» Task input:
****************************************

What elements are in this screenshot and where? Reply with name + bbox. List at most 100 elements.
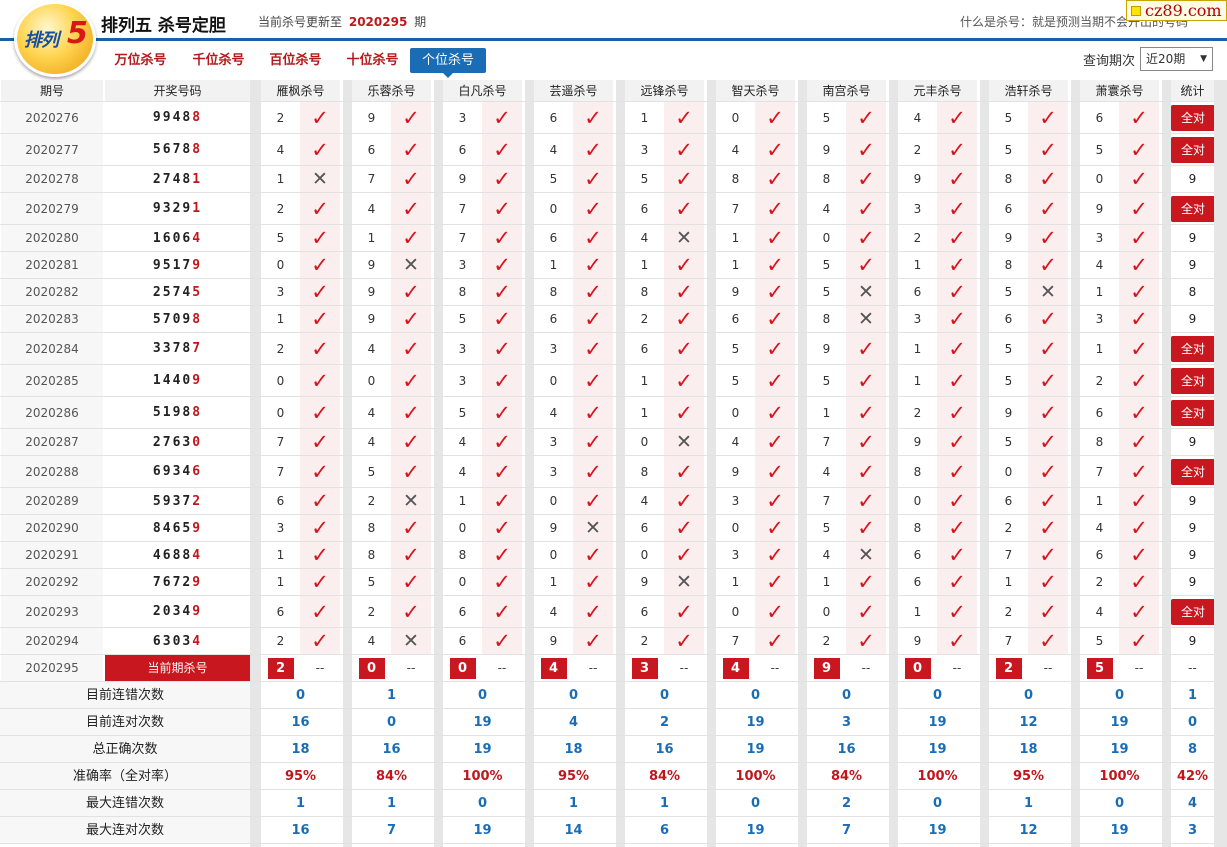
- check-icon: ✓: [1119, 166, 1159, 193]
- check-icon: ✓: [482, 306, 522, 333]
- kill-number: 0: [534, 193, 573, 225]
- draw-number: 59372: [105, 488, 250, 515]
- check-icon: ✓: [1119, 569, 1159, 596]
- draw-last-digit: 9: [192, 604, 203, 619]
- stat-badge-text: 全对: [1171, 368, 1214, 394]
- stat-value: 19: [1080, 709, 1159, 736]
- kill-number: 1: [625, 102, 664, 134]
- current-kill-number: 0: [898, 655, 937, 682]
- kill-number: 0: [625, 429, 664, 456]
- kill-number: 2: [261, 193, 300, 225]
- stat-value: 0: [898, 790, 977, 817]
- check-icon: ✓: [937, 252, 977, 279]
- stat-all-correct-badge: 全对: [1171, 596, 1214, 628]
- kill-number: 7: [443, 225, 482, 252]
- draw-last-digit: 8: [192, 110, 203, 125]
- kill-number: 7: [807, 488, 846, 515]
- check-icon: ✓: [1119, 279, 1159, 306]
- check-icon: ✓: [664, 515, 704, 542]
- kill-number: 3: [261, 515, 300, 542]
- col-header-stat: 统计: [1171, 80, 1214, 102]
- check-icon: ✓: [391, 542, 431, 569]
- check-icon: ✓: [391, 429, 431, 456]
- kill-number: 0: [261, 397, 300, 429]
- period-cell: 2020277: [1, 134, 103, 166]
- period-select[interactable]: 近20期 ▼: [1140, 47, 1213, 71]
- check-icon: ✓: [482, 569, 522, 596]
- stat-value: 95%: [534, 763, 613, 790]
- draw-number: 84659: [105, 515, 250, 542]
- tab-2[interactable]: 千位杀号: [181, 48, 256, 73]
- stat-count: 9: [1171, 569, 1214, 596]
- kill-number: 5: [443, 306, 482, 333]
- kill-number: 6: [898, 279, 937, 306]
- kill-number: 4: [443, 456, 482, 488]
- kill-number: 7: [1080, 456, 1119, 488]
- check-icon: ✓: [937, 456, 977, 488]
- check-icon: ✓: [1028, 488, 1068, 515]
- stat-total: 42%: [1171, 763, 1214, 790]
- check-icon: ✓: [846, 429, 886, 456]
- stat-badge-text: 全对: [1171, 196, 1214, 222]
- stat-row-label: 总正确次数: [0, 736, 250, 763]
- check-icon: ✓: [391, 515, 431, 542]
- kill-number: 9: [352, 252, 391, 279]
- check-icon: ✓: [1028, 456, 1068, 488]
- kill-number: 9: [352, 306, 391, 333]
- check-icon: ✓: [573, 628, 613, 655]
- kill-number: 4: [1080, 596, 1119, 628]
- tab-4[interactable]: 十位杀号: [335, 48, 410, 73]
- check-icon: ✓: [1119, 596, 1159, 628]
- page-header: 排列 5 排列五 杀号定胆 当前杀号更新至 2020295 期 什么是杀号：就是…: [0, 0, 1227, 80]
- col-header-expert: 智天杀号: [716, 80, 795, 102]
- kill-number: 1: [898, 596, 937, 628]
- check-icon: ✓: [391, 166, 431, 193]
- stat-value: 7: [352, 817, 431, 844]
- col-header-expert: 浩轩杀号: [989, 80, 1068, 102]
- stat-value: 6: [625, 817, 704, 844]
- tab-3[interactable]: 百位杀号: [258, 48, 333, 73]
- period-cell: 2020282: [1, 279, 103, 306]
- query-label: 查询期次: [1083, 54, 1136, 69]
- check-icon: ✓: [482, 333, 522, 365]
- cross-icon: ✕: [300, 166, 340, 193]
- kill-number: 6: [625, 596, 664, 628]
- check-icon: ✓: [937, 569, 977, 596]
- check-icon: ✓: [573, 429, 613, 456]
- kill-number: 9: [534, 515, 573, 542]
- stat-value: 19: [443, 709, 522, 736]
- check-icon: ✓: [846, 252, 886, 279]
- kill-number: 8: [1080, 429, 1119, 456]
- stat-value: 19: [898, 736, 977, 763]
- check-icon: ✓: [391, 333, 431, 365]
- stat-value: 19: [898, 817, 977, 844]
- tab-1[interactable]: 万位杀号: [103, 48, 178, 73]
- draw-number: 69346: [105, 456, 250, 488]
- check-icon: ✓: [482, 252, 522, 279]
- column-gap: [798, 80, 807, 847]
- check-icon: ✓: [846, 397, 886, 429]
- kill-number: 9: [807, 333, 846, 365]
- check-icon: ✓: [937, 429, 977, 456]
- check-icon: ✓: [1028, 225, 1068, 252]
- check-icon: ✓: [391, 397, 431, 429]
- stat-all-correct-badge: 全对: [1171, 102, 1214, 134]
- stat-value: 19: [716, 817, 795, 844]
- current-kill-number: 2: [989, 655, 1028, 682]
- draw-digits: 2574: [152, 285, 193, 300]
- kill-number: 2: [898, 397, 937, 429]
- check-icon: ✓: [300, 569, 340, 596]
- kill-number: 0: [261, 365, 300, 397]
- brand-badge[interactable]: cz89.com: [1126, 0, 1227, 21]
- check-icon: ✓: [1119, 456, 1159, 488]
- header-divider: [0, 38, 1227, 41]
- kill-number: 1: [261, 569, 300, 596]
- kill-number: 6: [443, 628, 482, 655]
- stat-row-label: 目前连错次数: [0, 682, 250, 709]
- tab-5[interactable]: 个位杀号: [410, 48, 486, 78]
- check-icon: ✓: [391, 306, 431, 333]
- stat-value: 1: [352, 682, 431, 709]
- check-icon: ✓: [482, 488, 522, 515]
- stat-value: 100%: [1080, 763, 1159, 790]
- kill-number: 8: [989, 166, 1028, 193]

****************************************

» Given task: Return all of the rows above verbatim, leaving out the pictures.

» Full response:
What elements are in this screenshot and where? Reply with name + bbox. List at most 100 elements.
- check-icon: ✓: [1119, 166, 1159, 193]
- check-icon: ✓: [482, 306, 522, 333]
- kill-number: 0: [534, 193, 573, 225]
- draw-number: 59372: [105, 488, 250, 515]
- check-icon: ✓: [1119, 569, 1159, 596]
- draw-last-digit: 9: [192, 604, 203, 619]
- stat-badge-text: 全对: [1171, 368, 1214, 394]
- stat-value: 19: [1080, 709, 1159, 736]
- kill-number: 1: [625, 102, 664, 134]
- current-kill-number: 0: [898, 655, 937, 682]
- kill-number: 0: [625, 429, 664, 456]
- kill-number: 2: [261, 193, 300, 225]
- stat-value: 0: [898, 790, 977, 817]
- check-icon: ✓: [937, 252, 977, 279]
- stat-all-correct-badge: 全对: [1171, 596, 1214, 628]
- kill-number: 7: [443, 225, 482, 252]
- draw-last-digit: 8: [192, 110, 203, 125]
- kill-number: 7: [807, 488, 846, 515]
- check-icon: ✓: [1119, 279, 1159, 306]
- check-icon: ✓: [664, 515, 704, 542]
- kill-number: 3: [261, 515, 300, 542]
- col-header-stat: 统计: [1171, 80, 1214, 102]
- check-icon: ✓: [391, 542, 431, 569]
- check-icon: ✓: [391, 429, 431, 456]
- kill-number: 0: [261, 397, 300, 429]
- period-cell: 2020277: [1, 134, 103, 166]
- period-select[interactable]: 近20期 ▼: [1140, 47, 1213, 71]
- check-icon: ✓: [482, 569, 522, 596]
- stat-value: 95%: [534, 763, 613, 790]
- draw-number: 84659: [105, 515, 250, 542]
- tab-2[interactable]: 千位杀号: [181, 48, 256, 73]
- stat-count: 9: [1171, 569, 1214, 596]
- kill-number: 5: [443, 306, 482, 333]
- kill-number: 6: [898, 279, 937, 306]
- kill-number: 4: [443, 456, 482, 488]
- kill-number: 7: [1080, 456, 1119, 488]
- check-icon: ✓: [937, 456, 977, 488]
- check-icon: ✓: [1028, 488, 1068, 515]
- stat-total: 42%: [1171, 763, 1214, 790]
- check-icon: ✓: [846, 429, 886, 456]
- stat-badge-text: 全对: [1171, 196, 1214, 222]
- stat-row-label: 总正确次数: [0, 736, 250, 763]
- check-icon: ✓: [391, 515, 431, 542]
- kill-number: 9: [352, 252, 391, 279]
- check-icon: ✓: [1028, 456, 1068, 488]
- kill-number: 9: [352, 306, 391, 333]
- check-icon: ✓: [573, 628, 613, 655]
- kill-number: 4: [1080, 596, 1119, 628]
- tab-4[interactable]: 十位杀号: [335, 48, 410, 73]
- check-icon: ✓: [1119, 596, 1159, 628]
- page-header: 排列 5 排列五 杀号定胆 当前杀号更新至 2020295 期 什么是杀号：就是…: [0, 0, 1227, 80]
- col-header-expert: 智天杀号: [716, 80, 795, 102]
- kill-number: 1: [898, 596, 937, 628]
- check-icon: ✓: [391, 166, 431, 193]
- stat-value: 7: [352, 817, 431, 844]
- col-header-expert: 浩轩杀号: [989, 80, 1068, 102]
- stat-value: 6: [625, 817, 704, 844]
- tab-3[interactable]: 百位杀号: [258, 48, 333, 73]
- period-cell: 2020282: [1, 279, 103, 306]
- query-label: 查询期次: [1083, 54, 1136, 69]
- check-icon: ✓: [482, 333, 522, 365]
- cross-icon: ✕: [300, 166, 340, 193]
- kill-number: 6: [625, 596, 664, 628]
- check-icon: ✓: [937, 569, 977, 596]
- check-icon: ✓: [573, 429, 613, 456]
- kill-number: 9: [534, 515, 573, 542]
- stat-value: 19: [443, 709, 522, 736]
- check-icon: ✓: [846, 252, 886, 279]
- kill-number: 8: [1080, 429, 1119, 456]
- stat-value: 19: [898, 736, 977, 763]
- check-icon: ✓: [391, 333, 431, 365]
- stat-value: 19: [898, 817, 977, 844]
- tab-1[interactable]: 万位杀号: [103, 48, 178, 73]
- draw-number: 69346: [105, 456, 250, 488]
- check-icon: ✓: [482, 252, 522, 279]
- column-gap: [798, 80, 807, 847]
- check-icon: ✓: [846, 397, 886, 429]
- kill-number: 9: [807, 333, 846, 365]
- check-icon: ✓: [937, 429, 977, 456]
- check-icon: ✓: [1028, 225, 1068, 252]
- check-icon: ✓: [391, 397, 431, 429]
- stat-all-correct-badge: 全对: [1171, 102, 1214, 134]
- stat-value: 19: [716, 817, 795, 844]
- current-kill-number: 2: [989, 655, 1028, 682]
- draw-digits: 2574: [152, 285, 193, 300]
- kill-number: 2: [898, 397, 937, 429]
- check-icon: ✓: [300, 569, 340, 596]
- kill-number: 0: [261, 365, 300, 397]
- brand-badge[interactable]: cz89.com: [1126, 0, 1227, 21]
- check-icon: ✓: [1119, 456, 1159, 488]
- header-divider: [0, 38, 1227, 41]
- kill-number: 1: [261, 569, 300, 596]
- kill-number: 6: [443, 628, 482, 655]
- stat-row-label: 目前连错次数: [0, 682, 250, 709]
- tab-5[interactable]: 个位杀号: [410, 48, 486, 78]
- check-icon: ✓: [391, 306, 431, 333]
- stat-value: 1: [352, 682, 431, 709]
- check-icon: ✓: [482, 488, 522, 515]
- stat-value: 100%: [1080, 763, 1159, 790]
- kill-number: 8: [989, 166, 1028, 193]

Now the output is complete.